Provided data:
## start
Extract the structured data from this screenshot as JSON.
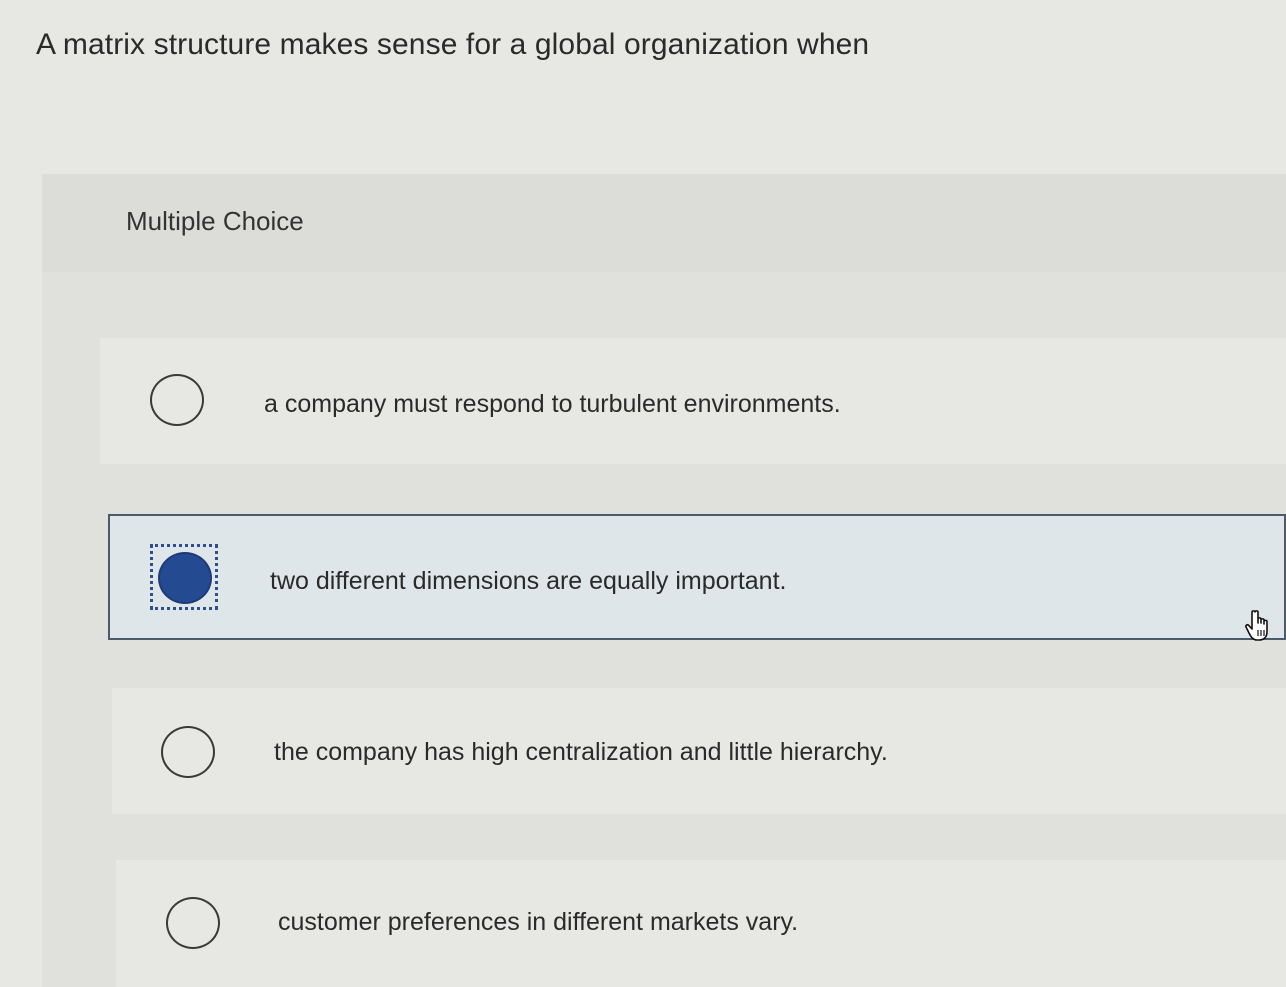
{
  "question": {
    "text": "A matrix structure makes sense for a global organization when"
  },
  "header": {
    "label": "Multiple Choice"
  },
  "options": [
    {
      "text": "a company must respond to turbulent environments.",
      "selected": false
    },
    {
      "text": "two different dimensions are equally important.",
      "selected": true
    },
    {
      "text": "the company has high centralization and little hierarchy.",
      "selected": false
    },
    {
      "text": "customer preferences in different markets vary.",
      "selected": false
    }
  ],
  "colors": {
    "selected_fill": "#244a92",
    "selected_background": "#dfe6ea",
    "page_background": "#e7e8e4"
  },
  "icons": {
    "cursor": "hand-pointer-icon"
  }
}
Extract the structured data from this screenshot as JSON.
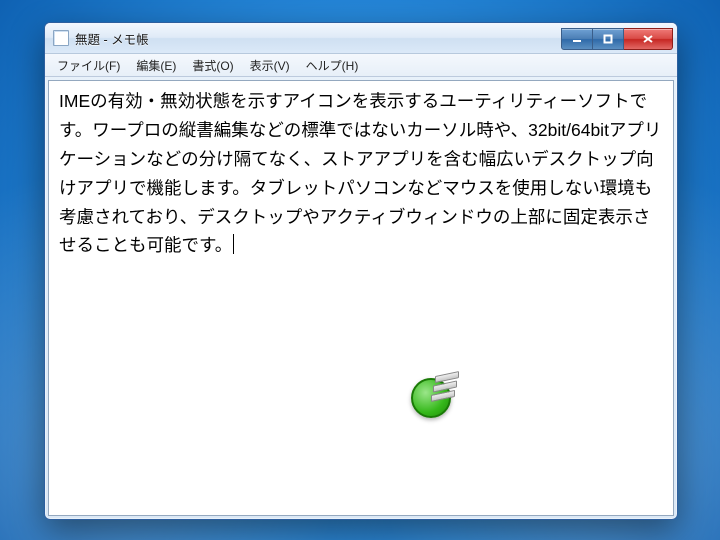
{
  "window": {
    "title": "無題 - メモ帳"
  },
  "menubar": {
    "items": [
      "ファイル(F)",
      "編集(E)",
      "書式(O)",
      "表示(V)",
      "ヘルプ(H)"
    ]
  },
  "editor": {
    "content": "IMEの有効・無効状態を示すアイコンを表示するユーティリティーソフトです。ワープロの縦書編集などの標準ではないカーソル時や、32bit/64bitアプリケーションなどの分け隔てなく、ストアアプリを含む幅広いデスクトップ向けアプリで機能します。タブレットパソコンなどマウスを使用しない環境も考慮されており、デスクトップやアクティブウィンドウの上部に固定表示させることも可能です。"
  },
  "ime": {
    "state": "enabled",
    "icon_name": "ime-enabled-indicator",
    "color": "#35b81a"
  }
}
## end
To be done:
Tally the lines of the data that hold the string "enabled". Answer with the number and nothing more.

Answer to the exercise:
2